▶ [What you have to do]: Would you write out all of the records that follow, exactly as they stand?

(Items from a dataset)
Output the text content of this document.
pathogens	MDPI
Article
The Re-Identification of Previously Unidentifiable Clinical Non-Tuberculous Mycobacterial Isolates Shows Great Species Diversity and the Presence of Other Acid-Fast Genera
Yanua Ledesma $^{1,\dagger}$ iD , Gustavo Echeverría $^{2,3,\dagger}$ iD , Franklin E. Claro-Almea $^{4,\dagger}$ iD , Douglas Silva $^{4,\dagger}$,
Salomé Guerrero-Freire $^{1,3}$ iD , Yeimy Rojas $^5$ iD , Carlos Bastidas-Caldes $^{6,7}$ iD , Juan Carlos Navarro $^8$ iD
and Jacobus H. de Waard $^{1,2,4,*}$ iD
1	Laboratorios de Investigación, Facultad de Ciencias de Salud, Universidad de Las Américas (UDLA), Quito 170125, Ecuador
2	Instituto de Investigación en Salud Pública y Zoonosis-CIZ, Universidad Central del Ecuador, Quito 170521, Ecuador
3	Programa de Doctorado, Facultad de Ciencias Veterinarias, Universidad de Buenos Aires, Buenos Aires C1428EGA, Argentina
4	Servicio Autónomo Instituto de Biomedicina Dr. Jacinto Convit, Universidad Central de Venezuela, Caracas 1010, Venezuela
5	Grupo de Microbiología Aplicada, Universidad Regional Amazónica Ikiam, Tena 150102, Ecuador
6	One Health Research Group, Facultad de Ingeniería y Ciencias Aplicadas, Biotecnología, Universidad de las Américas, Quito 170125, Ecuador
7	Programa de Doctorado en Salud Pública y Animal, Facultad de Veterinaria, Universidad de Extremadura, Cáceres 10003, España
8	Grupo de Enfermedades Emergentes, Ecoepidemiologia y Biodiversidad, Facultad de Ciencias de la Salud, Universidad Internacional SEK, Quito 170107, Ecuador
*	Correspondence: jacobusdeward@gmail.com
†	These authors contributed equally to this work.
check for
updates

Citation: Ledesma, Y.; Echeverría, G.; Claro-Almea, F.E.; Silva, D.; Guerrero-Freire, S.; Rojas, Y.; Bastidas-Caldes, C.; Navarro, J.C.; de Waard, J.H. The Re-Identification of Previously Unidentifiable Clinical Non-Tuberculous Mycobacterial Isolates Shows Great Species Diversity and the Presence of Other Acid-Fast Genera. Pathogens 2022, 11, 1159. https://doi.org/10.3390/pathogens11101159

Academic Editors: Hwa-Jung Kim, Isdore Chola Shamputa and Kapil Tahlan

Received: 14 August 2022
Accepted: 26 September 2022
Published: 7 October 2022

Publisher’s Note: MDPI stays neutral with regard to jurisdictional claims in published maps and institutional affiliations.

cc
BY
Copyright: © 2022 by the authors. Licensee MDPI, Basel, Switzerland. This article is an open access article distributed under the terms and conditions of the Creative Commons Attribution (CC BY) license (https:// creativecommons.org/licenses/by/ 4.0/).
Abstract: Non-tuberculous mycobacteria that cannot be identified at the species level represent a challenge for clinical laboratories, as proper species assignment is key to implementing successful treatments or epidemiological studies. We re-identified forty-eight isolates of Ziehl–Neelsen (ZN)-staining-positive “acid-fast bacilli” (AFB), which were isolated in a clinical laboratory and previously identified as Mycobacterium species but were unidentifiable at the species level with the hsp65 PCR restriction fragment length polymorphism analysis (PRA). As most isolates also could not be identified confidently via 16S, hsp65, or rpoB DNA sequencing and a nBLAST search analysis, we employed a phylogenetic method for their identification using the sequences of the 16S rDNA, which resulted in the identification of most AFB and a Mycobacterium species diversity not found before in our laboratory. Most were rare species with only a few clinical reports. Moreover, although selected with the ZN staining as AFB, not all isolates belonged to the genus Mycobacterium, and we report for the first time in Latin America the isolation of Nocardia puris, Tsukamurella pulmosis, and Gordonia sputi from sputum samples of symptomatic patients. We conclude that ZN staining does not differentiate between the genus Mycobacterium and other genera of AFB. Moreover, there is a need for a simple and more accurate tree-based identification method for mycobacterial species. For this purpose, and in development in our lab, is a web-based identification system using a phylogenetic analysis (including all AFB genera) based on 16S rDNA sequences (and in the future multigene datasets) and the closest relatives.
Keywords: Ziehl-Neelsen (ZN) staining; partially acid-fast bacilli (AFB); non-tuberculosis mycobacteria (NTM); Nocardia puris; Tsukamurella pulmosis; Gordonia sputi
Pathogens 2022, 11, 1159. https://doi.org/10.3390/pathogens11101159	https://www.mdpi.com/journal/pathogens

▶ [Response area]:
Output the text content of this document.
pathogens	MDPI
Article
The Re-Identification of Previously Unidentifiable Clinical Non-Tuberculous Mycobacterial Isolates Shows Great Species Diversity and the Presence of Other Acid-Fast Genera
Yanua Ledesma $^{1,\dagger}$ iD , Gustavo Echeverría $^{2,3,\dagger}$ iD , Franklin E. Claro-Almea $^{4,\dagger}$ iD , Douglas Silva $^{4,\dagger}$,
Salomé Guerrero-Freire $^{1,3}$ iD , Yeimy Rojas $^5$ iD , Carlos Bastidas-Caldes $^{6,7}$ iD , Juan Carlos Navarro $^8$ iD
and Jacobus H. de Waard $^{1,2,4,*}$ iD
1	Laboratorios de Investigación, Facultad de Ciencias de Salud, Universidad de Las Américas (UDLA), Quito 170125, Ecuador
2	Instituto de Investigación en Salud Pública y Zoonosis-CIZ, Universidad Central del Ecuador, Quito 170521, Ecuador
3	Programa de Doctorado, Facultad de Ciencias Veterinarias, Universidad de Buenos Aires, Buenos Aires C1428EGA, Argentina
4	Servicio Autónomo Instituto de Biomedicina Dr. Jacinto Convit, Universidad Central de Venezuela, Caracas 1010, Venezuela
5	Grupo de Microbiología Aplicada, Universidad Regional Amazónica Ikiam, Tena 150102, Ecuador
6	One Health Research Group, Facultad de Ingeniería y Ciencias Aplicadas, Biotecnología, Universidad de las Américas, Quito 170125, Ecuador
7	Programa de Doctorado en Salud Pública y Animal, Facultad de Veterinaria, Universidad de Extremadura, Cáceres 10003, España
8	Grupo de Enfermedades Emergentes, Ecoepidemiologia y Biodiversidad, Facultad de Ciencias de la Salud, Universidad Internacional SEK, Quito 170107, Ecuador
*	Correspondence: jacobusdeward@gmail.com
†	These authors contributed equally to this work.
check for
updates

Citation: Ledesma, Y.; Echeverría, G.; Claro-Almea, F.E.; Silva, D.; Guerrero-Freire, S.; Rojas, Y.; Bastidas-Caldes, C.; Navarro, J.C.; de Waard, J.H. The Re-Identification of Previously Unidentifiable Clinical Non-Tuberculous Mycobacterial Isolates Shows Great Species Diversity and the Presence of Other Acid-Fast Genera. Pathogens 2022, 11, 1159. https://doi.org/10.3390/pathogens11101159

Academic Editors: Hwa-Jung Kim, Isdore Chola Shamputa and Kapil Tahlan

Received: 14 August 2022
Accepted: 26 September 2022
Published: 7 October 2022

Publisher’s Note: MDPI stays neutral with regard to jurisdictional claims in published maps and institutional affiliations.

cc
BY
Copyright: © 2022 by the authors. Licensee MDPI, Basel, Switzerland. This article is an open access article distributed under the terms and conditions of the Creative Commons Attribution (CC BY) license (https:// creativecommons.org/licenses/by/ 4.0/).
Abstract: Non-tuberculous mycobacteria that cannot be identified at the species level represent a challenge for clinical laboratories, as proper species assignment is key to implementing successful treatments or epidemiological studies. We re-identified forty-eight isolates of Ziehl–Neelsen (ZN)-staining-positive “acid-fast bacilli” (AFB), which were isolated in a clinical laboratory and previously identified as Mycobacterium species but were unidentifiable at the species level with the hsp65 PCR restriction fragment length polymorphism analysis (PRA). As most isolates also could not be identified confidently via 16S, hsp65, or rpoB DNA sequencing and a nBLAST search analysis, we employed a phylogenetic method for their identification using the sequences of the 16S rDNA, which resulted in the identification of most AFB and a Mycobacterium species diversity not found before in our laboratory. Most were rare species with only a few clinical reports. Moreover, although selected with the ZN staining as AFB, not all isolates belonged to the genus Mycobacterium, and we report for the first time in Latin America the isolation of Nocardia puris, Tsukamurella pulmosis, and Gordonia sputi from sputum samples of symptomatic patients. We conclude that ZN staining does not differentiate between the genus Mycobacterium and other genera of AFB. Moreover, there is a need for a simple and more accurate tree-based identification method for mycobacterial species. For this purpose, and in development in our lab, is a web-based identification system using a phylogenetic analysis (including all AFB genera) based on 16S rDNA sequences (and in the future multigene datasets) and the closest relatives.
Keywords: Ziehl-Neelsen (ZN) staining; partially acid-fast bacilli (AFB); non-tuberculosis mycobacteria (NTM); Nocardia puris; Tsukamurella pulmosis; Gordonia sputi
Pathogens 2022, 11, 1159. https://doi.org/10.3390/pathogens11101159	https://www.mdpi.com/journal/pathogens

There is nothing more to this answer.